Transcribe the entries exactly; images are not part of the copy.

[Records contained in a dataset]
[Start]

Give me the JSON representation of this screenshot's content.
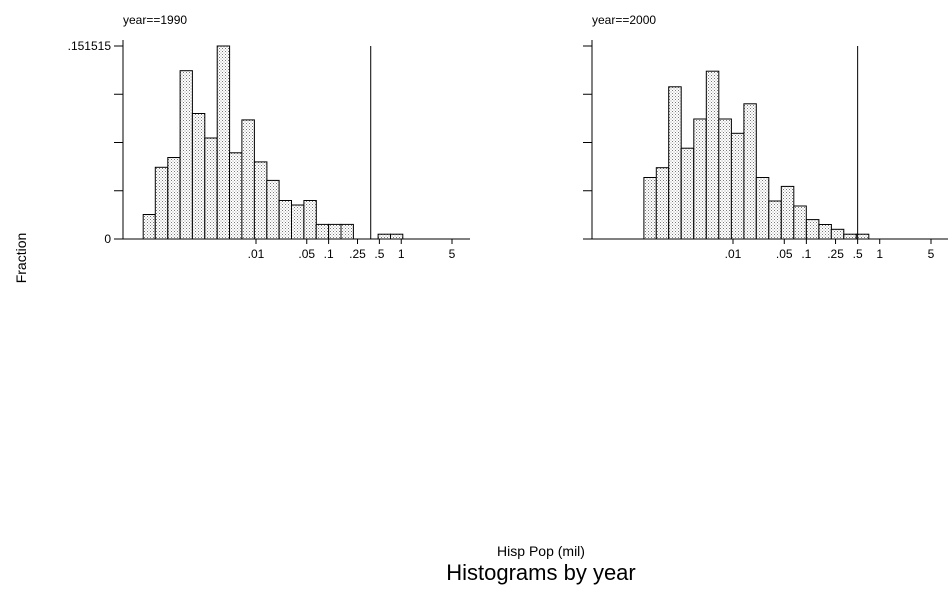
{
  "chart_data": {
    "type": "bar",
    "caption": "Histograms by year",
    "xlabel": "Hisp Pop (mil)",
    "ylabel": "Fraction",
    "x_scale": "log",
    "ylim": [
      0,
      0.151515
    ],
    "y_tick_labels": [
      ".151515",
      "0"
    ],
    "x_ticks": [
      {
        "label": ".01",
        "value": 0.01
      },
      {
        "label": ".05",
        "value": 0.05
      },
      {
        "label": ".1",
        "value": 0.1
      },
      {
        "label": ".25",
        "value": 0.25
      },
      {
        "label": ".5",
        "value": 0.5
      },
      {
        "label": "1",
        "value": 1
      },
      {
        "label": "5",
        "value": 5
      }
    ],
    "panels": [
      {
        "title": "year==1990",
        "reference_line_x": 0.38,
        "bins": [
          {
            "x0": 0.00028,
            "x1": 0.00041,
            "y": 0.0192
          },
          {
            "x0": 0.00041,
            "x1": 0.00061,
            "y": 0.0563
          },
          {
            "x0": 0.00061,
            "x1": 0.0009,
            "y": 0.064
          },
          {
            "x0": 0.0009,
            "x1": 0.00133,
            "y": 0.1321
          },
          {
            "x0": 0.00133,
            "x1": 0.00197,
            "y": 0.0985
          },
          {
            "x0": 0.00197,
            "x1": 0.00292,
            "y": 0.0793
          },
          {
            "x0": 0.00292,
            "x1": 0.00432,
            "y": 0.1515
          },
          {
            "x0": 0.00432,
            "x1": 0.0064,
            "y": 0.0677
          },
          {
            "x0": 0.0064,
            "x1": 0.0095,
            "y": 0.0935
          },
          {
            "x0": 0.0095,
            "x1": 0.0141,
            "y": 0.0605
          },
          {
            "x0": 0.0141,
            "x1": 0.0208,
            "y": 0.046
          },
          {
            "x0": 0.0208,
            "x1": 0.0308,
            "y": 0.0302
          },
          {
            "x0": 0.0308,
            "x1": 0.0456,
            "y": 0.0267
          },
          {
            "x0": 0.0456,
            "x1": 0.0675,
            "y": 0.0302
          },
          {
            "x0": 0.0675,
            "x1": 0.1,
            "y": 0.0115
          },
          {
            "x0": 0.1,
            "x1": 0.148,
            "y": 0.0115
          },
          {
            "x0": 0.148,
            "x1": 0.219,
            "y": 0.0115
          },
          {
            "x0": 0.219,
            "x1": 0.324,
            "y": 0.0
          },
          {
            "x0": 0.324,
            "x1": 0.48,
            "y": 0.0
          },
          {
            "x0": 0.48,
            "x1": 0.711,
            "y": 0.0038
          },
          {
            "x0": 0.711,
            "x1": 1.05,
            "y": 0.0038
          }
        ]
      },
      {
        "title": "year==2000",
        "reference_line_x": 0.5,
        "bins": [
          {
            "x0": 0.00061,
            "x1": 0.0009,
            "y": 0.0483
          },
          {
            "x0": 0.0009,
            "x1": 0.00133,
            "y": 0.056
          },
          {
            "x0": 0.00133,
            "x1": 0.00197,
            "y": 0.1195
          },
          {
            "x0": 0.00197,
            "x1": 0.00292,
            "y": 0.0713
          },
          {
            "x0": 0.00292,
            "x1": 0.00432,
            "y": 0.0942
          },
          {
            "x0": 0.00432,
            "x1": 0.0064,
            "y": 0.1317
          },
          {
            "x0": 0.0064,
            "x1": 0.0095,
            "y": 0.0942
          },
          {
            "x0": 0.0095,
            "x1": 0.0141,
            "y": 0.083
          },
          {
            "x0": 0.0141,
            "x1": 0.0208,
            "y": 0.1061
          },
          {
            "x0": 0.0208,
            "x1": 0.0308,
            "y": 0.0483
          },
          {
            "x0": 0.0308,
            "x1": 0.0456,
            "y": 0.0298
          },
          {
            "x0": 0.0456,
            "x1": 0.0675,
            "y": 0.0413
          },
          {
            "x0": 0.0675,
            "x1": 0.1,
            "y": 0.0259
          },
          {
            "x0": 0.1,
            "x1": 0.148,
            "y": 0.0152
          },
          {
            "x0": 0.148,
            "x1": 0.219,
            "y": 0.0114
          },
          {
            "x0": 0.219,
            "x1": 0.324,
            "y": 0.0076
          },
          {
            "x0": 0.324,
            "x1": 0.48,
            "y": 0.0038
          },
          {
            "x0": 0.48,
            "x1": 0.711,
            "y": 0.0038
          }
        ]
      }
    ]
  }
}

[End]

» **Full output**:
Give me the JSON representation of this screenshot's content.
{
  "chart_data": {
    "type": "bar",
    "caption": "Histograms by year",
    "xlabel": "Hisp Pop (mil)",
    "ylabel": "Fraction",
    "x_scale": "log",
    "ylim": [
      0,
      0.151515
    ],
    "y_tick_labels": [
      ".151515",
      "0"
    ],
    "x_ticks": [
      {
        "label": ".01",
        "value": 0.01
      },
      {
        "label": ".05",
        "value": 0.05
      },
      {
        "label": ".1",
        "value": 0.1
      },
      {
        "label": ".25",
        "value": 0.25
      },
      {
        "label": ".5",
        "value": 0.5
      },
      {
        "label": "1",
        "value": 1
      },
      {
        "label": "5",
        "value": 5
      }
    ],
    "panels": [
      {
        "title": "year==1990",
        "reference_line_x": 0.38,
        "bins": [
          {
            "x0": 0.00028,
            "x1": 0.00041,
            "y": 0.0192
          },
          {
            "x0": 0.00041,
            "x1": 0.00061,
            "y": 0.0563
          },
          {
            "x0": 0.00061,
            "x1": 0.0009,
            "y": 0.064
          },
          {
            "x0": 0.0009,
            "x1": 0.00133,
            "y": 0.1321
          },
          {
            "x0": 0.00133,
            "x1": 0.00197,
            "y": 0.0985
          },
          {
            "x0": 0.00197,
            "x1": 0.00292,
            "y": 0.0793
          },
          {
            "x0": 0.00292,
            "x1": 0.00432,
            "y": 0.1515
          },
          {
            "x0": 0.00432,
            "x1": 0.0064,
            "y": 0.0677
          },
          {
            "x0": 0.0064,
            "x1": 0.0095,
            "y": 0.0935
          },
          {
            "x0": 0.0095,
            "x1": 0.0141,
            "y": 0.0605
          },
          {
            "x0": 0.0141,
            "x1": 0.0208,
            "y": 0.046
          },
          {
            "x0": 0.0208,
            "x1": 0.0308,
            "y": 0.0302
          },
          {
            "x0": 0.0308,
            "x1": 0.0456,
            "y": 0.0267
          },
          {
            "x0": 0.0456,
            "x1": 0.0675,
            "y": 0.0302
          },
          {
            "x0": 0.0675,
            "x1": 0.1,
            "y": 0.0115
          },
          {
            "x0": 0.1,
            "x1": 0.148,
            "y": 0.0115
          },
          {
            "x0": 0.148,
            "x1": 0.219,
            "y": 0.0115
          },
          {
            "x0": 0.219,
            "x1": 0.324,
            "y": 0.0
          },
          {
            "x0": 0.324,
            "x1": 0.48,
            "y": 0.0
          },
          {
            "x0": 0.48,
            "x1": 0.711,
            "y": 0.0038
          },
          {
            "x0": 0.711,
            "x1": 1.05,
            "y": 0.0038
          }
        ]
      },
      {
        "title": "year==2000",
        "reference_line_x": 0.5,
        "bins": [
          {
            "x0": 0.00061,
            "x1": 0.0009,
            "y": 0.0483
          },
          {
            "x0": 0.0009,
            "x1": 0.00133,
            "y": 0.056
          },
          {
            "x0": 0.00133,
            "x1": 0.00197,
            "y": 0.1195
          },
          {
            "x0": 0.00197,
            "x1": 0.00292,
            "y": 0.0713
          },
          {
            "x0": 0.00292,
            "x1": 0.00432,
            "y": 0.0942
          },
          {
            "x0": 0.00432,
            "x1": 0.0064,
            "y": 0.1317
          },
          {
            "x0": 0.0064,
            "x1": 0.0095,
            "y": 0.0942
          },
          {
            "x0": 0.0095,
            "x1": 0.0141,
            "y": 0.083
          },
          {
            "x0": 0.0141,
            "x1": 0.0208,
            "y": 0.1061
          },
          {
            "x0": 0.0208,
            "x1": 0.0308,
            "y": 0.0483
          },
          {
            "x0": 0.0308,
            "x1": 0.0456,
            "y": 0.0298
          },
          {
            "x0": 0.0456,
            "x1": 0.0675,
            "y": 0.0413
          },
          {
            "x0": 0.0675,
            "x1": 0.1,
            "y": 0.0259
          },
          {
            "x0": 0.1,
            "x1": 0.148,
            "y": 0.0152
          },
          {
            "x0": 0.148,
            "x1": 0.219,
            "y": 0.0114
          },
          {
            "x0": 0.219,
            "x1": 0.324,
            "y": 0.0076
          },
          {
            "x0": 0.324,
            "x1": 0.48,
            "y": 0.0038
          },
          {
            "x0": 0.48,
            "x1": 0.711,
            "y": 0.0038
          }
        ]
      }
    ]
  }
}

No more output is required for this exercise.